Task objective:
Copy all of the data below line for line, without any changes, and omit the pictures from your copy.

Given entries:
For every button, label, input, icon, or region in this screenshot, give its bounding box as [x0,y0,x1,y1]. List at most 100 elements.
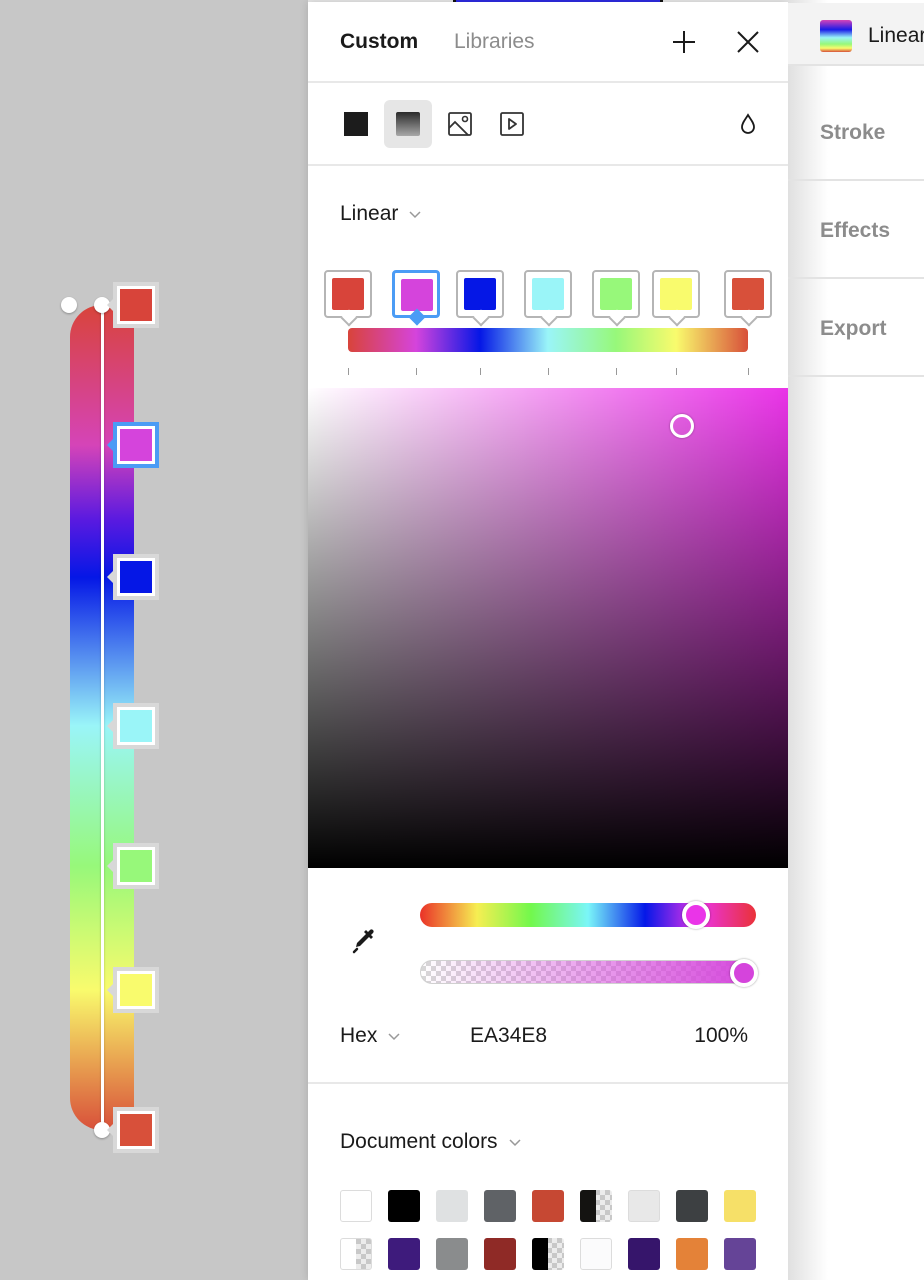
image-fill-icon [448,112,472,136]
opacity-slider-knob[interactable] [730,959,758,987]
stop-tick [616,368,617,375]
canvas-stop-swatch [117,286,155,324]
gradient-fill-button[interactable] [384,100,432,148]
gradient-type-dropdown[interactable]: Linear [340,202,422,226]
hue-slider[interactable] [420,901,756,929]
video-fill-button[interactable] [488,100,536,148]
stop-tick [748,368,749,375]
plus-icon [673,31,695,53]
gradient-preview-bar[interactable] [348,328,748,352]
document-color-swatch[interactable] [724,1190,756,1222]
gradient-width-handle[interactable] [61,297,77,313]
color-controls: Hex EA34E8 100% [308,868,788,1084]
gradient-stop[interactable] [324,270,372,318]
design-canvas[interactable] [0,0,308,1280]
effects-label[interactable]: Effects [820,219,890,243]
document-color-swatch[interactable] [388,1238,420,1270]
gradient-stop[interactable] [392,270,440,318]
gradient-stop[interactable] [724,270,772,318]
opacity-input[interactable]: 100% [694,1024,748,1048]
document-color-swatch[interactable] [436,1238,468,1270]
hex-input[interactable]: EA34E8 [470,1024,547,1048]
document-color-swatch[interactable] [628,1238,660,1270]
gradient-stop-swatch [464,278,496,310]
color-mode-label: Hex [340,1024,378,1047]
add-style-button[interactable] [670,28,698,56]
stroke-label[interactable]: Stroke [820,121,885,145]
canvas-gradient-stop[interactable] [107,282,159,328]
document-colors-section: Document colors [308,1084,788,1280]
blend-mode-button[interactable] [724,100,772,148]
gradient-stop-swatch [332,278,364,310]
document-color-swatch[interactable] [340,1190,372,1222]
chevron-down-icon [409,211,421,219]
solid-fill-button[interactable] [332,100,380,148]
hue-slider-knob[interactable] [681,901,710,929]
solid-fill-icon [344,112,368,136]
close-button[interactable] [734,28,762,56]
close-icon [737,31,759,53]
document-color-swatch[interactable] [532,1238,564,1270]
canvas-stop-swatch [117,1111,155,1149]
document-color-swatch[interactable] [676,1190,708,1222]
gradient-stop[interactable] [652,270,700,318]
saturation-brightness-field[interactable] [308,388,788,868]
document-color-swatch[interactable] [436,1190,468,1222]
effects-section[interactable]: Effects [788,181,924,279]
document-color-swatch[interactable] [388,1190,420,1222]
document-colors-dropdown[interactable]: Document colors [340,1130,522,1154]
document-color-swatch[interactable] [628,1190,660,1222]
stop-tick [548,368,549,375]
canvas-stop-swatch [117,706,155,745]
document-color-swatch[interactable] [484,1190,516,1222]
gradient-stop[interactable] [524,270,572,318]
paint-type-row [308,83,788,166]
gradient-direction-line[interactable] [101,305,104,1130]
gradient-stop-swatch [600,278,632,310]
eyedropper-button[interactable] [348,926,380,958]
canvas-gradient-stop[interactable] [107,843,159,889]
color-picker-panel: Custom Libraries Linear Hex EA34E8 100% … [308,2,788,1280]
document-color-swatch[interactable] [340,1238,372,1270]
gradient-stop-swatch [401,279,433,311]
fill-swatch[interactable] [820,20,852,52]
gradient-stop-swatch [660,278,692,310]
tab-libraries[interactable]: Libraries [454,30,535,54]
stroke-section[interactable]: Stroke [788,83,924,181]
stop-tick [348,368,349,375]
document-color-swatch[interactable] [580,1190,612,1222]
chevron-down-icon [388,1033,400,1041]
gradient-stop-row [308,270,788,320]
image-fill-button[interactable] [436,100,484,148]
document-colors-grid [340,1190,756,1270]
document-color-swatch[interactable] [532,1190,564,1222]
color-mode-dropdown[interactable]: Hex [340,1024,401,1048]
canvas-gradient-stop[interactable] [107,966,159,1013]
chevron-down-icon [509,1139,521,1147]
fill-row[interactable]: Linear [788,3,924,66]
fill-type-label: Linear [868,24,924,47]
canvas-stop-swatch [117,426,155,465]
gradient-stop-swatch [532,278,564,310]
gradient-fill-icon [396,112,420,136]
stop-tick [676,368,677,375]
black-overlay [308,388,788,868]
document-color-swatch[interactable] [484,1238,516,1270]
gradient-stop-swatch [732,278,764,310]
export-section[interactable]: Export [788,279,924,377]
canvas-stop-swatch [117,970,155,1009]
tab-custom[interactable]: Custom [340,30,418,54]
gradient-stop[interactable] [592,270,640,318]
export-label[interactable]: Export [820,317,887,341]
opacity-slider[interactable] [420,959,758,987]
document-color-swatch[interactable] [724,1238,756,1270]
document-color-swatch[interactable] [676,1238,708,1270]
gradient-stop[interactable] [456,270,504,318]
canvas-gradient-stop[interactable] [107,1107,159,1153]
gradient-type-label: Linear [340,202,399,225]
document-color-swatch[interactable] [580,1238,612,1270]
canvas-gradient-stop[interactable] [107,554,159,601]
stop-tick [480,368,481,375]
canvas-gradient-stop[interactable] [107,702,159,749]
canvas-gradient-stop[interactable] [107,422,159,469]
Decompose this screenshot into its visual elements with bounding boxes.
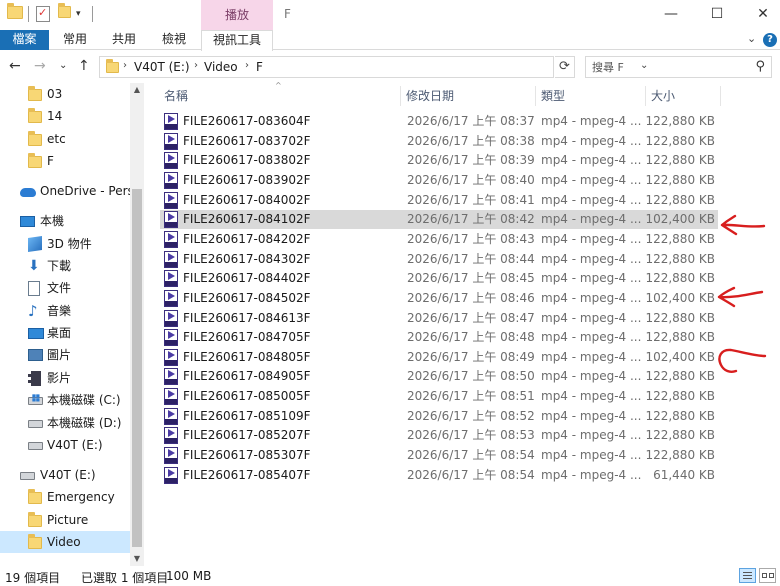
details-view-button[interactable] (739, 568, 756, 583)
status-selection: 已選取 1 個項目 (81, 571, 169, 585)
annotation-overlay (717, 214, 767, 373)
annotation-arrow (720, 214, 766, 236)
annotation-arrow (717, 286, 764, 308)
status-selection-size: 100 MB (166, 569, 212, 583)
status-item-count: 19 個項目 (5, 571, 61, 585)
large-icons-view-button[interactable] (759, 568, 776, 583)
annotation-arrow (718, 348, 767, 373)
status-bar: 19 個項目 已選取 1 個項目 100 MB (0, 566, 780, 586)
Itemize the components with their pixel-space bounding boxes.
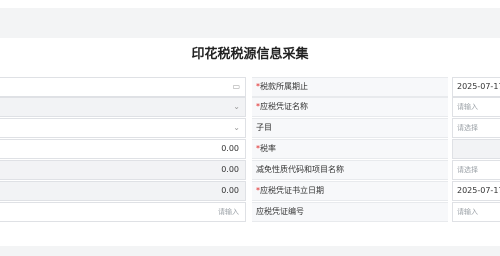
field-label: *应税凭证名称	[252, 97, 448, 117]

Response:
For every button, label, input, icon, or region in this screenshot, give its bounding box as [x0,y0,x1,y1]. List at most 100 elements.
image-fill-icon [448,112,472,136]
opacity-slider-knob[interactable] [730,959,758,987]
stop-tick [616,368,617,375]
canvas-stop-swatch [117,286,155,324]
gradient-fill-button[interactable] [384,100,432,148]
gradient-type-dropdown[interactable]: Linear [340,202,422,226]
hue-slider[interactable] [420,901,756,929]
video-fill-button[interactable] [488,100,536,148]
stop-tick [748,368,749,375]
plus-icon [673,31,695,53]
gradient-preview-bar[interactable] [348,328,748,352]
document-color-swatch[interactable] [724,1190,756,1222]
gradient-width-handle[interactable] [61,297,77,313]
color-controls: Hex EA34E8 100% [308,868,788,1084]
gradient-stop[interactable] [324,270,372,318]
design-canvas[interactable] [0,0,308,1280]
effects-label[interactable]: Effects [820,219,890,243]
document-color-swatch[interactable] [388,1238,420,1270]
gradient-stop[interactable] [392,270,440,318]
gradient-stop[interactable] [724,270,772,318]
opacity-input[interactable]: 100% [694,1024,748,1048]
document-color-swatch[interactable] [436,1238,468,1270]
hex-input[interactable]: EA34E8 [470,1024,547,1048]
document-color-swatch[interactable] [628,1238,660,1270]
gradient-stop-swatch [464,278,496,310]
color-mode-label: Hex [340,1024,378,1047]
add-style-button[interactable] [670,28,698,56]
stroke-label[interactable]: Stroke [820,121,885,145]
canvas-gradient-stop[interactable] [107,282,159,328]
document-colors-section: Document colors [308,1084,788,1280]
blend-mode-button[interactable] [724,100,772,148]
gradient-stop-swatch [332,278,364,310]
document-color-swatch[interactable] [340,1190,372,1222]
chevron-down-icon [409,211,421,219]
solid-fill-button[interactable] [332,100,380,148]
hue-slider-knob[interactable] [681,901,710,929]
solid-fill-icon [344,112,368,136]
close-button[interactable] [734,28,762,56]
close-icon [737,31,759,53]
document-color-swatch[interactable] [532,1238,564,1270]
canvas-stop-swatch [117,1111,155,1149]
document-color-swatch[interactable] [676,1190,708,1222]
gradient-stop[interactable] [652,270,700,318]
saturation-brightness-field[interactable] [308,388,788,868]
document-color-swatch[interactable] [436,1190,468,1222]
effects-section[interactable]: Effects [788,181,924,279]
document-color-swatch[interactable] [388,1190,420,1222]
document-colors-dropdown[interactable]: Document colors [340,1130,522,1154]
document-color-swatch[interactable] [628,1190,660,1222]
stop-tick [548,368,549,375]
canvas-stop-swatch [117,706,155,745]
document-color-swatch[interactable] [484,1190,516,1222]
gradient-stop[interactable] [524,270,572,318]
paint-type-row [308,83,788,166]
gradient-direction-line[interactable] [101,305,104,1130]
gradient-stop-swatch [600,278,632,310]
eyedropper-button[interactable] [348,926,380,958]
canvas-gradient-stop[interactable] [107,843,159,889]
color-picker-panel: Custom Libraries Linear Hex EA34E8 100% … [308,2,788,1280]
document-color-swatch[interactable] [340,1238,372,1270]
gradient-stop-swatch [401,279,433,311]
fill-swatch[interactable] [820,20,852,52]
gradient-stop-swatch [660,278,692,310]
tab-libraries[interactable]: Libraries [454,30,535,54]
stroke-section[interactable]: Stroke [788,83,924,181]
stop-tick [348,368,349,375]
document-color-swatch[interactable] [580,1190,612,1222]
chevron-down-icon [388,1033,400,1041]
gradient-stop-row [308,270,788,320]
image-fill-button[interactable] [436,100,484,148]
document-colors-grid [340,1190,756,1270]
document-color-swatch[interactable] [532,1190,564,1222]
color-mode-dropdown[interactable]: Hex [340,1024,401,1048]
canvas-gradient-stop[interactable] [107,966,159,1013]
chevron-down-icon [509,1139,521,1147]
fill-row[interactable]: Linear [788,3,924,66]
fill-type-label: Linear [868,24,924,47]
canvas-stop-swatch [117,426,155,465]
gradient-stop-swatch [532,278,564,310]
gradient-fill-icon [396,112,420,136]
stop-tick [676,368,677,375]
black-overlay [308,388,788,868]
document-color-swatch[interactable] [484,1238,516,1270]
gradient-stop-swatch [732,278,764,310]
export-section[interactable]: Export [788,279,924,377]
canvas-stop-swatch [117,970,155,1009]
tab-custom[interactable]: Custom [340,30,418,54]
gradient-stop[interactable] [592,270,640,318]
export-label[interactable]: Export [820,317,887,341]
opacity-slider[interactable] [420,959,758,987]
document-color-swatch[interactable] [724,1238,756,1270]
document-color-swatch[interactable] [676,1238,708,1270]
gradient-stop[interactable] [456,270,504,318]
canvas-gradient-stop[interactable] [107,1107,159,1153]
gradient-type-label: Linear [340,202,399,225]
document-color-swatch[interactable] [580,1238,612,1270]
canvas-gradient-stop[interactable] [107,554,159,601]
stop-tick [480,368,481,375]
canvas-gradient-stop[interactable] [107,702,159,749]
canvas-gradient-stop[interactable] [107,422,159,469]
Decompose this screenshot into its visual elements with bounding boxes.
details-view-button[interactable] (739, 568, 756, 583)
status-selection: 已選取 1 個項目 (81, 571, 169, 585)
annotation-overlay (717, 214, 767, 373)
annotation-arrow (720, 214, 766, 236)
annotation-arrow (717, 286, 764, 308)
status-selection-size: 100 MB (166, 569, 212, 583)
status-item-count: 19 個項目 (5, 571, 61, 585)
large-icons-view-button[interactable] (759, 568, 776, 583)
annotation-arrow (718, 348, 767, 373)
status-bar: 19 個項目 已選取 1 個項目 100 MB (0, 566, 780, 586)
Itemize the components with their pixel-space bounding boxes.
field-label: *应税凭证名称	[252, 97, 448, 117]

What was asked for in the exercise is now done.